● **WHAT YOU SHOULD DO**
Examine each line of the data. Copy those that contain the string "dragon".

● **SUPPLIED DATA**

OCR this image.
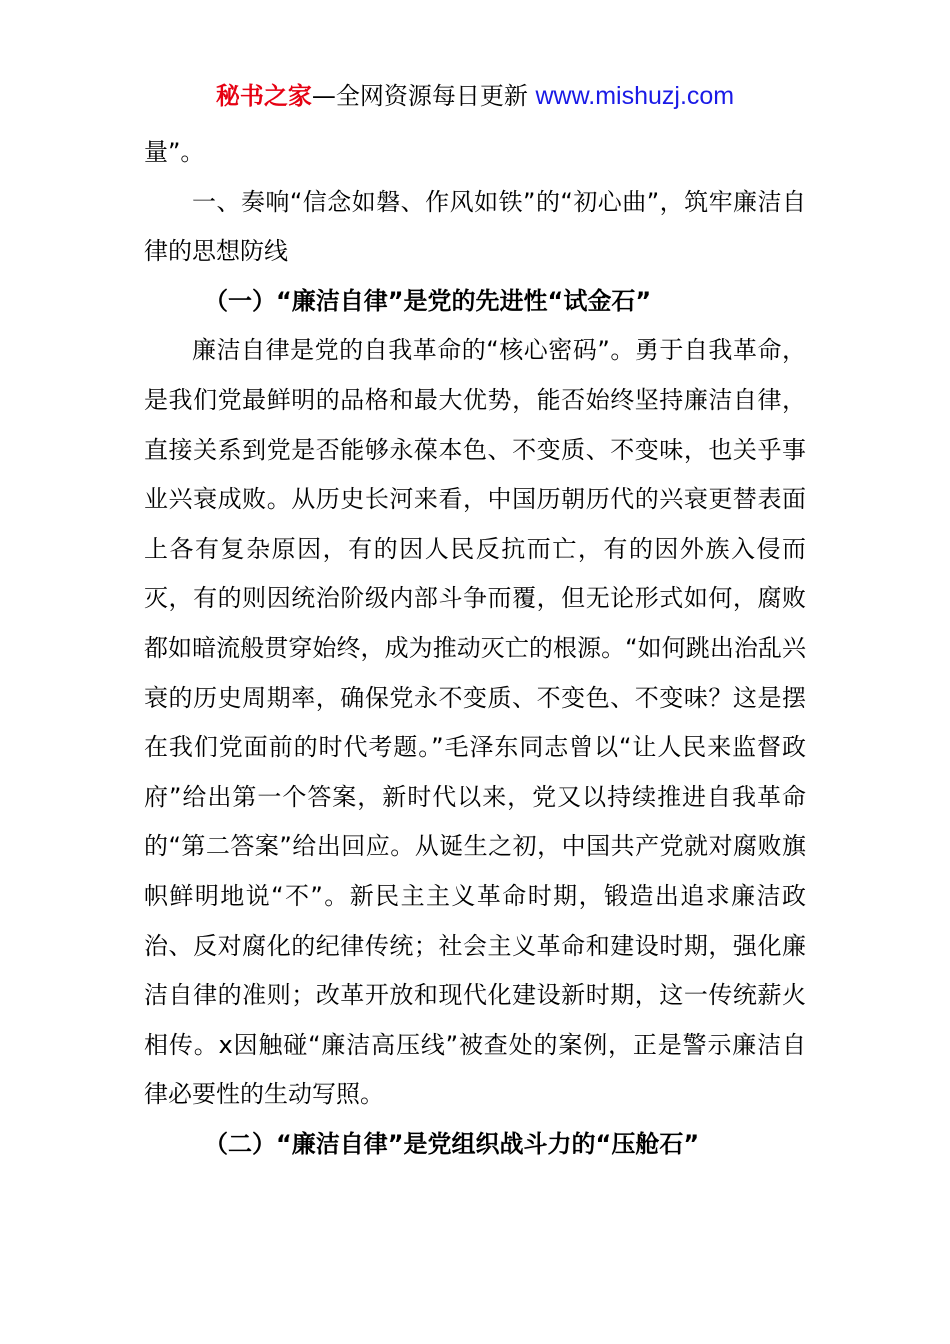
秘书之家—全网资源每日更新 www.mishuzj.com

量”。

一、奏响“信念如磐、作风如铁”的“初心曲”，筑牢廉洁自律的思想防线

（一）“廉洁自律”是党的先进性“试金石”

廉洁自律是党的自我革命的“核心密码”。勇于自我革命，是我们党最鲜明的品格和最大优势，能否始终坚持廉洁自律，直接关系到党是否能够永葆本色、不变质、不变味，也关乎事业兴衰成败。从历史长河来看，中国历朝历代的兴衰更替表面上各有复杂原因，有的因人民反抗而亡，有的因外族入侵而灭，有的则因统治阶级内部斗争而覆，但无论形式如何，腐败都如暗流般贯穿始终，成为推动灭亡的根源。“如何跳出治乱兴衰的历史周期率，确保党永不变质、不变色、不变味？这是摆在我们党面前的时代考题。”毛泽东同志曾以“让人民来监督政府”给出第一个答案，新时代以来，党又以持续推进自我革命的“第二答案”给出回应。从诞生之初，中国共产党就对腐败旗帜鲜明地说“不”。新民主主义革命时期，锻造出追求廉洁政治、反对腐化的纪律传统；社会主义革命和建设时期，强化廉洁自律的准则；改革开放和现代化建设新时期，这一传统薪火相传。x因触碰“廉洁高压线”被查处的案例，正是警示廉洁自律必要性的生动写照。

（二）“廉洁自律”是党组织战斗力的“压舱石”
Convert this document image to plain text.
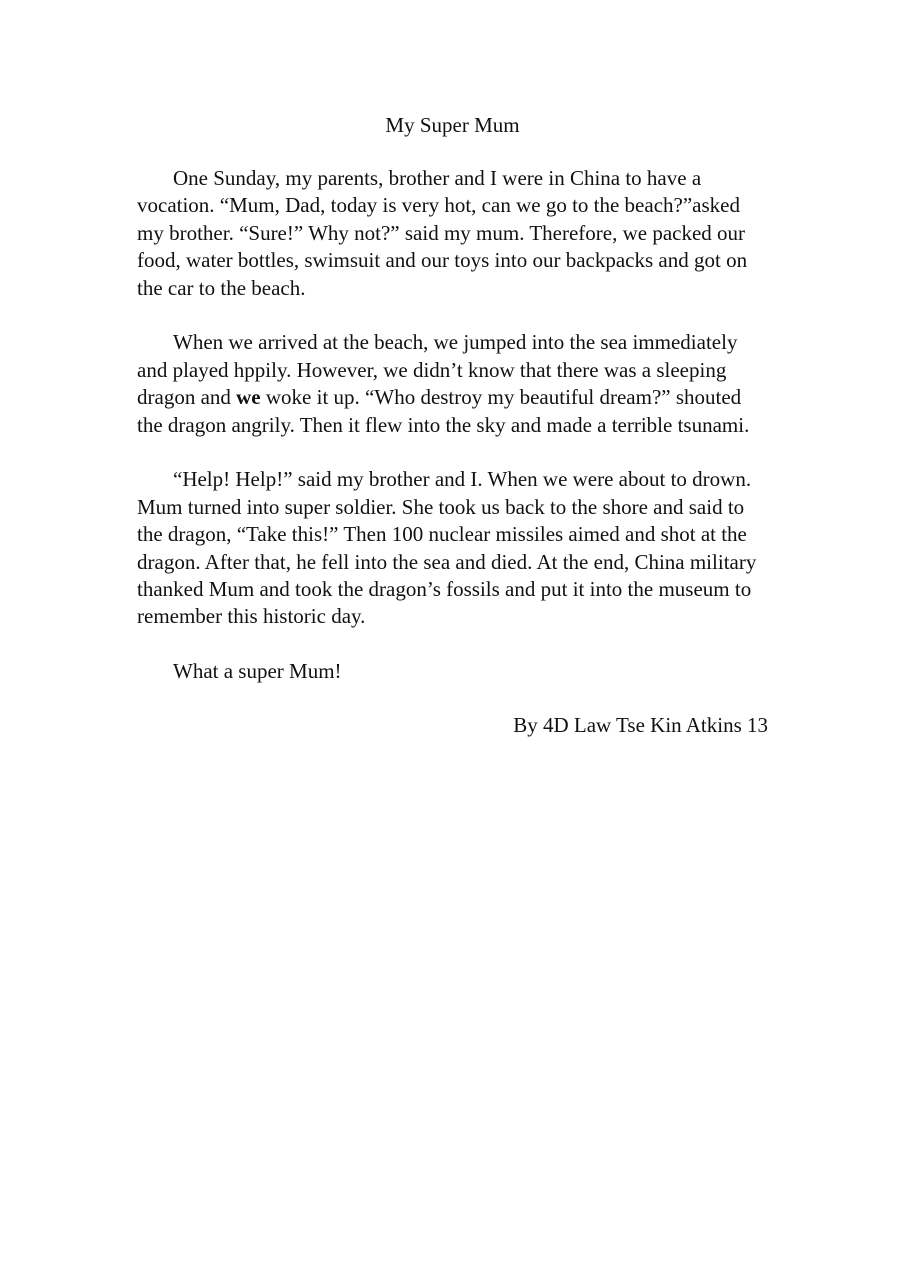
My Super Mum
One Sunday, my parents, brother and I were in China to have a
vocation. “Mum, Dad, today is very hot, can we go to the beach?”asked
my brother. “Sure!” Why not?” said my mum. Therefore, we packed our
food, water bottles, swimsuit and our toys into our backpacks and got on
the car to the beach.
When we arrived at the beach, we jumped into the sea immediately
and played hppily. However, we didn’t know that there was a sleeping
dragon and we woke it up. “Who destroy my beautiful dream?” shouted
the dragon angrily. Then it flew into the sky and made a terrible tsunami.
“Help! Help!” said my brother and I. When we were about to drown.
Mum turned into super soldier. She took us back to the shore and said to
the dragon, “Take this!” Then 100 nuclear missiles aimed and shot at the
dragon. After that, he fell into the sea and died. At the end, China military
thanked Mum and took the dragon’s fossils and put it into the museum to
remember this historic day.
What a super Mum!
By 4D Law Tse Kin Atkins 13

● **RESPONSE TO THIS EXERCISE**
dragon and we woke it up. “Who destroy my beautiful dream?” shouted
the dragon angrily. Then it flew into the sky and made a terrible tsunami.
the dragon, “Take this!” Then 100 nuclear missiles aimed and shot at the
dragon. After that, he fell into the sea and died. At the end, China military
thanked Mum and took the dragon’s fossils and put it into the museum to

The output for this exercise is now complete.